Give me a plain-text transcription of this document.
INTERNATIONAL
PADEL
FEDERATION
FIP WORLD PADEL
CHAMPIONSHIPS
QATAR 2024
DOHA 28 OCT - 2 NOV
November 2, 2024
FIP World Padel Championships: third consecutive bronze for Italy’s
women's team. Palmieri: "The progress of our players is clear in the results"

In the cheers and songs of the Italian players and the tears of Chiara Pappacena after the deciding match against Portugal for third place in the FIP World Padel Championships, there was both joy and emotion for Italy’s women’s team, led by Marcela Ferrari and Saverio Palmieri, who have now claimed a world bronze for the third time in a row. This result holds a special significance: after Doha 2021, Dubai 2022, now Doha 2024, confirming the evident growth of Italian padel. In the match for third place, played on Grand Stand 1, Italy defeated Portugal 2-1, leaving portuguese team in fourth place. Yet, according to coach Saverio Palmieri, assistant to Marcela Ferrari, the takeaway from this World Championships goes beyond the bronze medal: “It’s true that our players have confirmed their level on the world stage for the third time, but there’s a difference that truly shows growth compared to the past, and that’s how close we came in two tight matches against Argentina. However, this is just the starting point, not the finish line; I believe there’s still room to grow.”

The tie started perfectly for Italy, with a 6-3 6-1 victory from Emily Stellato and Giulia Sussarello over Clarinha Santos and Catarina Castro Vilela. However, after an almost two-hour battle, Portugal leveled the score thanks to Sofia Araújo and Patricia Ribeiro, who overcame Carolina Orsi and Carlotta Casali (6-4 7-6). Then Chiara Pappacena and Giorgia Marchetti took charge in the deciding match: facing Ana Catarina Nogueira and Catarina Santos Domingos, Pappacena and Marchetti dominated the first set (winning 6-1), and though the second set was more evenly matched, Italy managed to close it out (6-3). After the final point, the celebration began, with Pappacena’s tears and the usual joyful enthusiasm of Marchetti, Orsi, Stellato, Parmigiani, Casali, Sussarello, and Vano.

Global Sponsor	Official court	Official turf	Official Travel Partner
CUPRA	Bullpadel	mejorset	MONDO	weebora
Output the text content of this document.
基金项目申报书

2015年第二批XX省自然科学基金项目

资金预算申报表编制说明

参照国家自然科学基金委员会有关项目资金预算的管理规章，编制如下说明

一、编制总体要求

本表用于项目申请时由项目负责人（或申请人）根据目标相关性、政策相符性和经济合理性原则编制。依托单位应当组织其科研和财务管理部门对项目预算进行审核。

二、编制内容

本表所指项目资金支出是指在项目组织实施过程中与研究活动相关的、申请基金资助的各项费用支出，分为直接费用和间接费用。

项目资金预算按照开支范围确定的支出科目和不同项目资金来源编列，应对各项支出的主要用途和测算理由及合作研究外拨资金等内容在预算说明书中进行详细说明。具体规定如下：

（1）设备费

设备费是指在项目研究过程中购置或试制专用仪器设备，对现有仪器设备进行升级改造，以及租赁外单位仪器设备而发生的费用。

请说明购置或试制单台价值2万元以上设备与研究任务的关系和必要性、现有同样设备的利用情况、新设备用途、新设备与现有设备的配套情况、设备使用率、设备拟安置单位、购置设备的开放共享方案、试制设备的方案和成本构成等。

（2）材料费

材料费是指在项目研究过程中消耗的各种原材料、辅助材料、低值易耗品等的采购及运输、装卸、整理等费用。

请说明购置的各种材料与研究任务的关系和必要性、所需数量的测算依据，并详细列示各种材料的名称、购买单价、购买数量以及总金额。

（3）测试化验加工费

- - -

SET PROBLEM:
Print exactly the lines from the one with "Output the text content of this document." through the end of the data, inclusive.

RESPONSE TO THIS TASK:
Output the text content of this document.
基金项目申报书

2015年第二批XX省自然科学基金项目

资金预算申报表编制说明

参照国家自然科学基金委员会有关项目资金预算的管理规章，编制如下说明

一、编制总体要求

本表用于项目申请时由项目负责人（或申请人）根据目标相关性、政策相符性和经济合理性原则编制。依托单位应当组织其科研和财务管理部门对项目预算进行审核。

二、编制内容

本表所指项目资金支出是指在项目组织实施过程中与研究活动相关的、申请基金资助的各项费用支出，分为直接费用和间接费用。

项目资金预算按照开支范围确定的支出科目和不同项目资金来源编列，应对各项支出的主要用途和测算理由及合作研究外拨资金等内容在预算说明书中进行详细说明。具体规定如下：

（1）设备费

设备费是指在项目研究过程中购置或试制专用仪器设备，对现有仪器设备进行升级改造，以及租赁外单位仪器设备而发生的费用。

请说明购置或试制单台价值2万元以上设备与研究任务的关系和必要性、现有同样设备的利用情况、新设备用途、新设备与现有设备的配套情况、设备使用率、设备拟安置单位、购置设备的开放共享方案、试制设备的方案和成本构成等。

（2）材料费

材料费是指在项目研究过程中消耗的各种原材料、辅助材料、低值易耗品等的采购及运输、装卸、整理等费用。

请说明购置的各种材料与研究任务的关系和必要性、所需数量的测算依据，并详细列示各种材料的名称、购买单价、购买数量以及总金额。

（3）测试化验加工费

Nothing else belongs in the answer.